=== SUPPLIED DATA ===

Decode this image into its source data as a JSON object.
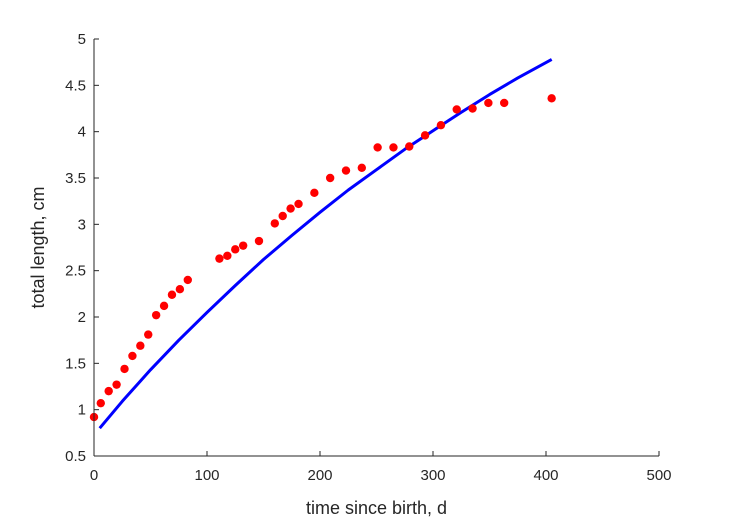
{
  "chart_data": {
    "type": "scatter",
    "xlabel": "time since birth, d",
    "ylabel": "total length, cm",
    "xlim": [
      0,
      500
    ],
    "ylim": [
      0.5,
      5
    ],
    "xticks": [
      0,
      100,
      200,
      300,
      400,
      500
    ],
    "yticks": [
      0.5,
      1,
      1.5,
      2,
      2.5,
      3,
      3.5,
      4,
      4.5,
      5
    ],
    "xtick_labels": [
      "0",
      "100",
      "200",
      "300",
      "400",
      "500"
    ],
    "ytick_labels": [
      "0.5",
      "1",
      "1.5",
      "2",
      "2.5",
      "3",
      "3.5",
      "4",
      "4.5",
      "5"
    ],
    "grid": false,
    "colors": {
      "points": "#ff0000",
      "curve": "#0000ff",
      "axis": "#262626"
    },
    "series": [
      {
        "kind": "points",
        "x": [
          0,
          6,
          13,
          20,
          27,
          34,
          41,
          48,
          55,
          62,
          69,
          76,
          83,
          111,
          118,
          125,
          132,
          146,
          160,
          167,
          174,
          181,
          195,
          209,
          223,
          237,
          251,
          265,
          279,
          293,
          307,
          321,
          335,
          349,
          363,
          405
        ],
        "y": [
          0.92,
          1.07,
          1.2,
          1.27,
          1.44,
          1.58,
          1.69,
          1.81,
          2.02,
          2.12,
          2.24,
          2.3,
          2.4,
          2.63,
          2.66,
          2.73,
          2.77,
          2.82,
          3.01,
          3.09,
          3.17,
          3.22,
          3.34,
          3.5,
          3.58,
          3.61,
          3.83,
          3.83,
          3.84,
          3.96,
          4.07,
          4.24,
          4.25,
          4.31,
          4.31,
          4.36
        ]
      },
      {
        "kind": "line",
        "x": [
          5,
          25,
          50,
          75,
          100,
          125,
          150,
          175,
          200,
          225,
          250,
          275,
          300,
          325,
          350,
          375,
          405
        ],
        "y": [
          0.8,
          1.09,
          1.43,
          1.75,
          2.05,
          2.34,
          2.62,
          2.88,
          3.13,
          3.37,
          3.59,
          3.81,
          4.01,
          4.21,
          4.4,
          4.58,
          4.78
        ]
      }
    ]
  }
}
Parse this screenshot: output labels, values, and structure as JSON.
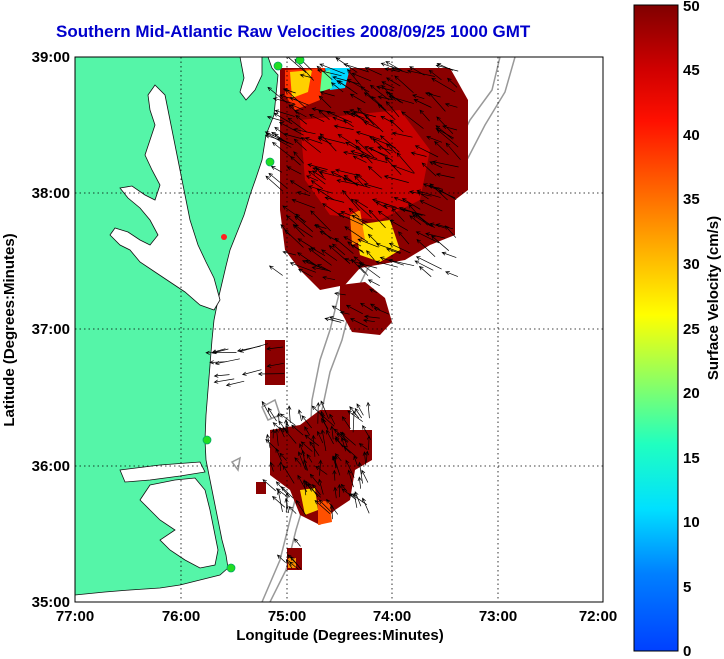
{
  "title": "Southern Mid-Atlantic Raw Velocities 2008/09/25 1000 GMT",
  "x_axis": {
    "label": "Longitude (Degrees:Minutes)",
    "ticks": [
      "77:00",
      "76:00",
      "75:00",
      "74:00",
      "73:00",
      "72:00"
    ]
  },
  "y_axis": {
    "label": "Latitude (Degrees:Minutes)",
    "ticks": [
      "39:00",
      "38:00",
      "37:00",
      "36:00",
      "35:00"
    ]
  },
  "colorbar": {
    "label": "Surface Velocity (cm/s)",
    "ticks": [
      "50",
      "45",
      "40",
      "35",
      "30",
      "25",
      "20",
      "15",
      "10",
      "5",
      "0"
    ],
    "min": 0,
    "max": 50
  },
  "map": {
    "lon_range": [
      -77,
      -72
    ],
    "lat_range": [
      35,
      39
    ],
    "grid": "dotted",
    "land_color": "#55f5a8",
    "water_color": "#ffffff",
    "station_color": "#22dd22"
  }
}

===

Copy every line in the records above that contains the word "JSON".

[RESULT OF THIS EXERCISE]
Decode this image into its source data as a JSON object.
Parse this screenshot: output labels, values, and structure as JSON.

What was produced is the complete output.